— start Extracted records —
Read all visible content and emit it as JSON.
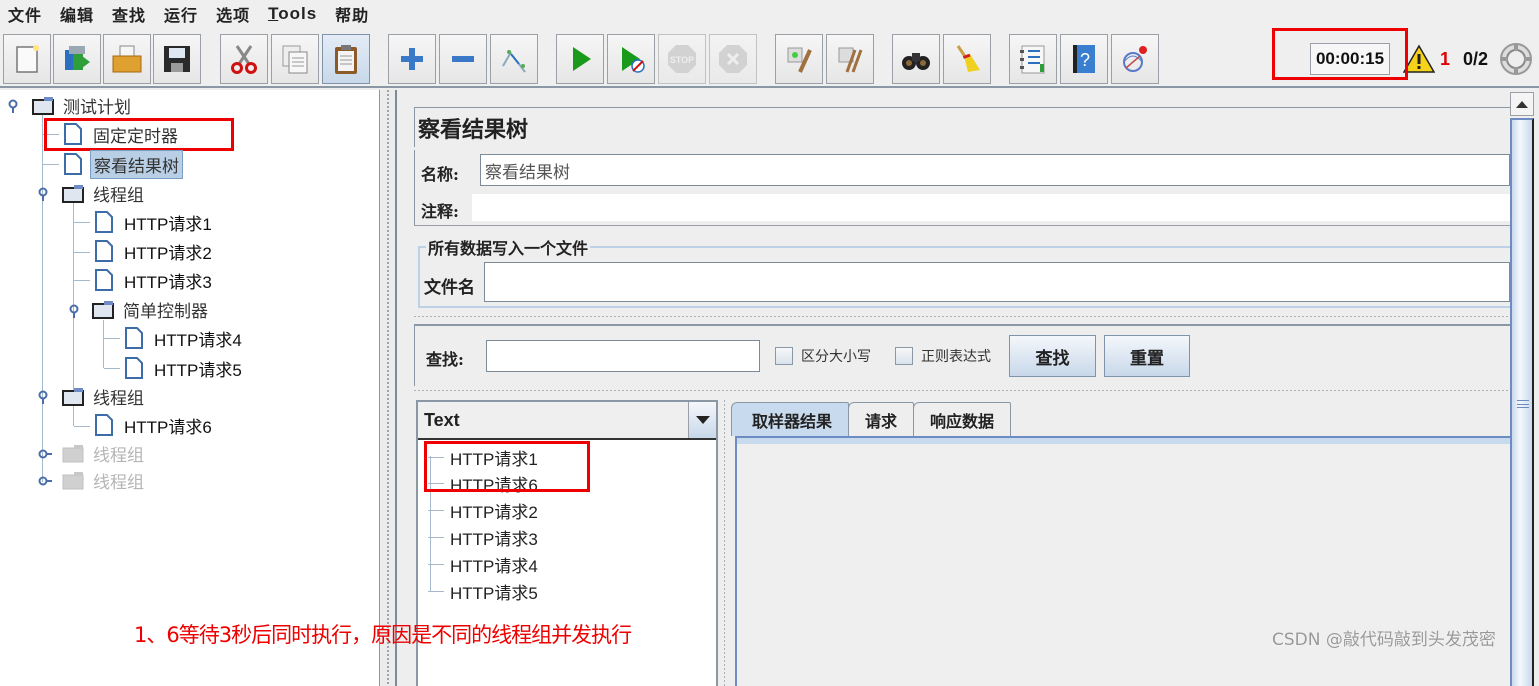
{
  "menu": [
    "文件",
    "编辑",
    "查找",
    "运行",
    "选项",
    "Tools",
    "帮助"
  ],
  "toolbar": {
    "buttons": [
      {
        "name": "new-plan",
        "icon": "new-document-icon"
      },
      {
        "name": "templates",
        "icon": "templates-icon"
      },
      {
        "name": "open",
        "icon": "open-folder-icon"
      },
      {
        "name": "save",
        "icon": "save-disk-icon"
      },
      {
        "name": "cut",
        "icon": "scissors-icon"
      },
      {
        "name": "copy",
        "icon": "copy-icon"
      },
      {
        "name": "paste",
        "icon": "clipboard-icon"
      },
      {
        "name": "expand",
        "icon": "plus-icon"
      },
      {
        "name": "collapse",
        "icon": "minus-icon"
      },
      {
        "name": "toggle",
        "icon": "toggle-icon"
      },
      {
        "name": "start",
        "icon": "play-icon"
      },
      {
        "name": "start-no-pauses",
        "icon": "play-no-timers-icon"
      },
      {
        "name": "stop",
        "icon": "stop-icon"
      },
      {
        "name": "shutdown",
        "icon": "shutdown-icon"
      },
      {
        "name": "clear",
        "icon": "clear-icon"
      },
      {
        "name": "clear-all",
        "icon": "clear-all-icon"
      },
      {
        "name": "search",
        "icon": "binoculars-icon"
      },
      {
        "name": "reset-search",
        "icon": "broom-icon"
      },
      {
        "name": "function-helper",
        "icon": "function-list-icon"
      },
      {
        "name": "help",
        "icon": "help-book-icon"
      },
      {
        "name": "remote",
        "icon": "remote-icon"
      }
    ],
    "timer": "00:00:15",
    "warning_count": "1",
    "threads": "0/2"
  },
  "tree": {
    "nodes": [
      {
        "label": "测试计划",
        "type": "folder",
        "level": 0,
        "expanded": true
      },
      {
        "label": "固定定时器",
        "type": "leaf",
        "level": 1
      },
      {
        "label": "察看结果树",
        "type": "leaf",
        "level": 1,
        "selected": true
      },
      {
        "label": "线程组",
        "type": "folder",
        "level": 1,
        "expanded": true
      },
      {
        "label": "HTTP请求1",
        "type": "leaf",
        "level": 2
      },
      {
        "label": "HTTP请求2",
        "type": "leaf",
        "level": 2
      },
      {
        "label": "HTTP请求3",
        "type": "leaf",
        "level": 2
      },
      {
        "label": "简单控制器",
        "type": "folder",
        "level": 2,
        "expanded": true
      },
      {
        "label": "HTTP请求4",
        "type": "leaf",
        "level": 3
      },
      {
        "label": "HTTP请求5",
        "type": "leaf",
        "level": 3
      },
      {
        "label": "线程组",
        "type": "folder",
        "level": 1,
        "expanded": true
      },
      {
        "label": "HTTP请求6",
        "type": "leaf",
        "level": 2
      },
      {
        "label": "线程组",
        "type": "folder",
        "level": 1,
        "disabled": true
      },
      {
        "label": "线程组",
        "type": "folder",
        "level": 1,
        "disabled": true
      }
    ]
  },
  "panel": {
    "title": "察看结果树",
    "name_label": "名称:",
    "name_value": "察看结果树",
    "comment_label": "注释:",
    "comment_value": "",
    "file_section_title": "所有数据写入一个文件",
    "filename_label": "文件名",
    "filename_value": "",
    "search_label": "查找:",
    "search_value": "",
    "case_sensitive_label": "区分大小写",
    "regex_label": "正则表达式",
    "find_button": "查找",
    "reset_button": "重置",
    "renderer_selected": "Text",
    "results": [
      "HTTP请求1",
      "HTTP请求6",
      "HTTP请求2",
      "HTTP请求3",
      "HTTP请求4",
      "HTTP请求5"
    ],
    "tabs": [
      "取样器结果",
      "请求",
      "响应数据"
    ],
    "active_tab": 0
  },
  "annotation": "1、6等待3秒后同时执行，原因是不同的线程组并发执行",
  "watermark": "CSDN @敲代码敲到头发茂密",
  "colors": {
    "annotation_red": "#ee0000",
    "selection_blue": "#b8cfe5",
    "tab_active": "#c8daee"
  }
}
— end Extracted records —
To do:
Give only the number of lines in the records that contain the string "play".

Finished answer:
2